(LISTED ENTRIES)
▶

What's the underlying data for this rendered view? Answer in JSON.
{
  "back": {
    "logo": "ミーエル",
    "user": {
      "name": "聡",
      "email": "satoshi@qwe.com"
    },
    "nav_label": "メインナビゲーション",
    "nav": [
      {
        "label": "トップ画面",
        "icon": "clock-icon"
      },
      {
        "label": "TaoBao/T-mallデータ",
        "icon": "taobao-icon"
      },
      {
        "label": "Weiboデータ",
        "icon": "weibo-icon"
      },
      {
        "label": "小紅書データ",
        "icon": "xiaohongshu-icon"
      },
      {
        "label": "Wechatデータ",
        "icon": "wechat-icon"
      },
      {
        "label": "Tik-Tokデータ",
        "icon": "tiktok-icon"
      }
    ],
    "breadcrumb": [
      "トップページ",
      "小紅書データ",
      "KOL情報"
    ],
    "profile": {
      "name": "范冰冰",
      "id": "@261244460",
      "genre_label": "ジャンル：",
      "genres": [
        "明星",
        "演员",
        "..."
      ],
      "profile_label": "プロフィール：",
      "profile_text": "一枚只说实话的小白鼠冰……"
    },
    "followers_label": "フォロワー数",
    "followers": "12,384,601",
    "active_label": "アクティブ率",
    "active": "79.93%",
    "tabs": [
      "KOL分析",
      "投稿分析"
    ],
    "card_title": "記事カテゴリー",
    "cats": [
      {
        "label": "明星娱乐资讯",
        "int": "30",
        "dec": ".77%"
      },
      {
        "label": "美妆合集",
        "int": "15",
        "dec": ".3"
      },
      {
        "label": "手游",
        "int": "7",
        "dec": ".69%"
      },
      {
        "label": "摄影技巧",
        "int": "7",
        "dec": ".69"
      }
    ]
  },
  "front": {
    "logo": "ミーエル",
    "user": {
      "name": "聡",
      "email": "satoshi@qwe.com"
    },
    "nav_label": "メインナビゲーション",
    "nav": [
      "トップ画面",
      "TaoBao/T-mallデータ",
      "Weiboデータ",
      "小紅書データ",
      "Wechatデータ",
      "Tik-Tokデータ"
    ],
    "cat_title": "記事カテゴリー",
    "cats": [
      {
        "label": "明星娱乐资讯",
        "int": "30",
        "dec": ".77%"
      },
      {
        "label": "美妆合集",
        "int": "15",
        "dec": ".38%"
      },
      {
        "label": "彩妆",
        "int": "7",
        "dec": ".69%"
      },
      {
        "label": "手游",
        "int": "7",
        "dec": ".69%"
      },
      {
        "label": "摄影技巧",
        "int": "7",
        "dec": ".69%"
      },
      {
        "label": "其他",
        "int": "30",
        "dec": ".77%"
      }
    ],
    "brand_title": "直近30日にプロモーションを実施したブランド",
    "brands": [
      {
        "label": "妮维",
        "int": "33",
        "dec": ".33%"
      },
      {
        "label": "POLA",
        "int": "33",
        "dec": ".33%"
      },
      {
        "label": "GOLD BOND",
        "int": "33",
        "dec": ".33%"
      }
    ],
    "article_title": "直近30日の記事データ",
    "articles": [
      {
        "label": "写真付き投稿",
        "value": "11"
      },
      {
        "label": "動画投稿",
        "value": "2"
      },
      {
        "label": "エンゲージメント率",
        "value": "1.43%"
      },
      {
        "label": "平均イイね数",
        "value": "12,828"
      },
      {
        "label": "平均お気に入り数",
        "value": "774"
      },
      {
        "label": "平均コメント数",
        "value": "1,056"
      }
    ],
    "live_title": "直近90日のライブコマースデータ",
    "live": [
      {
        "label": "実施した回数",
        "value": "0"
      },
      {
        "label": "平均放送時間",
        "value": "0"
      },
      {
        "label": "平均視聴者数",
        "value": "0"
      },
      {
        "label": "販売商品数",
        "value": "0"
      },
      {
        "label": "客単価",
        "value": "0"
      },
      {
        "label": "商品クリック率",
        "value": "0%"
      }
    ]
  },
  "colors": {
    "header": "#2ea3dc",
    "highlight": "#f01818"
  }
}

◀
▶

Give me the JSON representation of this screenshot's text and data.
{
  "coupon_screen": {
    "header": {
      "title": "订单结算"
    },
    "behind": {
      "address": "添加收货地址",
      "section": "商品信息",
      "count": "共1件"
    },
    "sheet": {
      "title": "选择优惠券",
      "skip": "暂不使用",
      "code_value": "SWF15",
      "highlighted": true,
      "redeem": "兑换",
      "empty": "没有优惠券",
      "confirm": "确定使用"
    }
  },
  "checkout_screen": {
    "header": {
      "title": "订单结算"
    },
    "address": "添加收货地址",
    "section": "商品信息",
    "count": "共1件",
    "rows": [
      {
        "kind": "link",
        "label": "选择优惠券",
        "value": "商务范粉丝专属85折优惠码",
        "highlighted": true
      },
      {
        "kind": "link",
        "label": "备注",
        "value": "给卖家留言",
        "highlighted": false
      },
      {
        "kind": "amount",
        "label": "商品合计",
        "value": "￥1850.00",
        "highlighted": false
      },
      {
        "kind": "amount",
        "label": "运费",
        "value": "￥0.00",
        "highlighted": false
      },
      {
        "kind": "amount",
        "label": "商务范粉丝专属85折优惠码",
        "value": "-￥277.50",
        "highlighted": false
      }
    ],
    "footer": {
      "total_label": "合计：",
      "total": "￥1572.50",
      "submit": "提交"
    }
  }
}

◀

(TASK GOAL)
Copy every line of the records above that holds the word "true".

(RESPONSE FOR THIS EXERCISE)
      "highlighted": true,
        "highlighted": true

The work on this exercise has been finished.